◆ Data for processing:
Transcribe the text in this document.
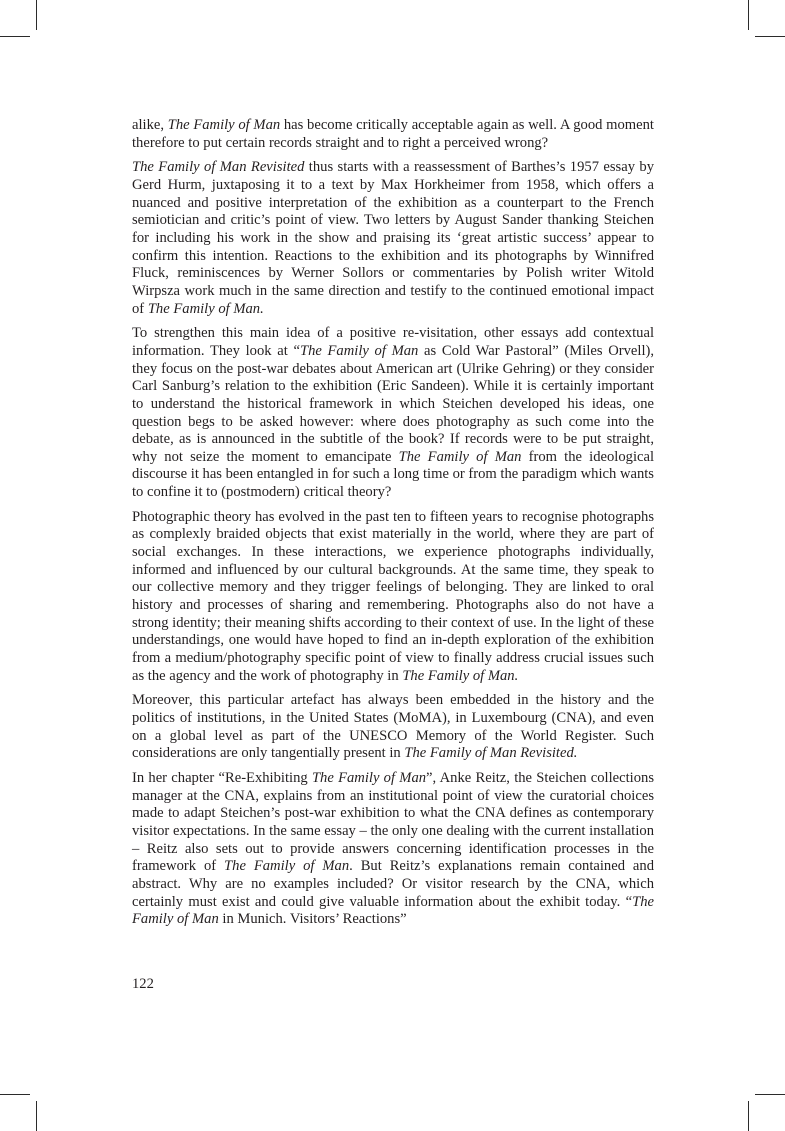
alike, The Family of Man has become critically acceptable again as well. A good moment therefore to put certain records straight and to right a perceived wrong?

The Family of Man Revisited thus starts with a reassessment of Barthes’s 1957 essay by Gerd Hurm, juxtaposing it to a text by Max Horkheimer from 1958, which offers a nuanced and positive interpretation of the exhibition as a counterpart to the French semiotician and critic’s point of view. Two letters by August Sander thanking Steichen for including his work in the show and praising its ‘great artistic success’ appear to confirm this intention. Reactions to the exhibition and its photographs by Winnifred Fluck, reminiscences by Werner Sollors or commentaries by Polish writer Witold Wirpsza work much in the same direction and testify to the continued emotional impact of The Family of Man.

To strengthen this main idea of a positive re-visitation, other essays add contextual information. They look at “The Family of Man as Cold War Pastoral” (Miles Orvell), they focus on the post-war debates about American art (Ulrike Gehring) or they consider Carl Sanburg’s relation to the exhibition (Eric Sandeen). While it is certainly important to understand the historical framework in which Steichen developed his ideas, one question begs to be asked however: where does photography as such come into the debate, as is announced in the subtitle of the book? If records were to be put straight, why not seize the moment to emancipate The Family of Man from the ideological discourse it has been entangled in for such a long time or from the paradigm which wants to confine it to (postmodern) critical theory?

Photographic theory has evolved in the past ten to fifteen years to recognise photographs as complexly braided objects that exist materially in the world, where they are part of social exchanges. In these interactions, we experience photographs individually, informed and influenced by our cultural backgrounds. At the same time, they speak to our collective memory and they trigger feelings of belonging. They are linked to oral history and processes of sharing and remembering. Photographs also do not have a strong identity; their meaning shifts according to their context of use. In the light of these understandings, one would have hoped to find an in-depth exploration of the exhibition from a medium/photography specific point of view to finally address crucial issues such as the agency and the work of photography in The Family of Man.

Moreover, this particular artefact has always been embedded in the history and the politics of institutions, in the United States (MoMA), in Luxembourg (CNA), and even on a global level as part of the UNESCO Memory of the World Register. Such considerations are only tangentially present in The Family of Man Revisited.

In her chapter “Re-Exhibiting The Family of Man”, Anke Reitz, the Steichen collections manager at the CNA, explains from an institutional point of view the curatorial choices made to adapt Steichen’s post-war exhibition to what the CNA defines as contemporary visitor expectations. In the same essay – the only one dealing with the current installation – Reitz also sets out to provide answers concerning identification processes in the framework of The Family of Man. But Reitz’s explanations remain contained and abstract. Why are no examples included? Or visitor research by the CNA, which certainly must exist and could give valuable information about the exhibit today. “The Family of Man in Munich. Visitors’ Reactions”

122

◆ Written instruction: List all lines holding the string "They".

◆ Answer below:
To strengthen this main idea of a positive re-visitation, other essays add contextual information. They look at “The Family of Man as Cold War Pastoral” (Miles Orvell), they focus on the post-war debates about American art (Ulrike Gehring) or they consider Carl Sanburg’s relation to the exhibition (Eric Sandeen). While it is certainly important to understand the historical framework in which Steichen developed his ideas, one question begs to be asked however: where does photography as such come into the debate, as is announced in the subtitle of the book? If records were to be put straight, why not seize the moment to emancipate The Family of Man from the ideological discourse it has been entangled in for such a long time or from the paradigm which wants to confine it to (postmodern) critical theory?
Photographic theory has evolved in the past ten to fifteen years to recognise photographs as complexly braided objects that exist materially in the world, where they are part of social exchanges. In these interactions, we experience photographs individually, informed and influenced by our cultural backgrounds. At the same time, they speak to our collective memory and they trigger feelings of belonging. They are linked to oral history and processes of sharing and remembering. Photographs also do not have a strong identity; their meaning shifts according to their context of use. In the light of these understandings, one would have hoped to find an in-depth exploration of the exhibition from a medium/photography specific point of view to finally address crucial issues such as the agency and the work of photography in The Family of Man.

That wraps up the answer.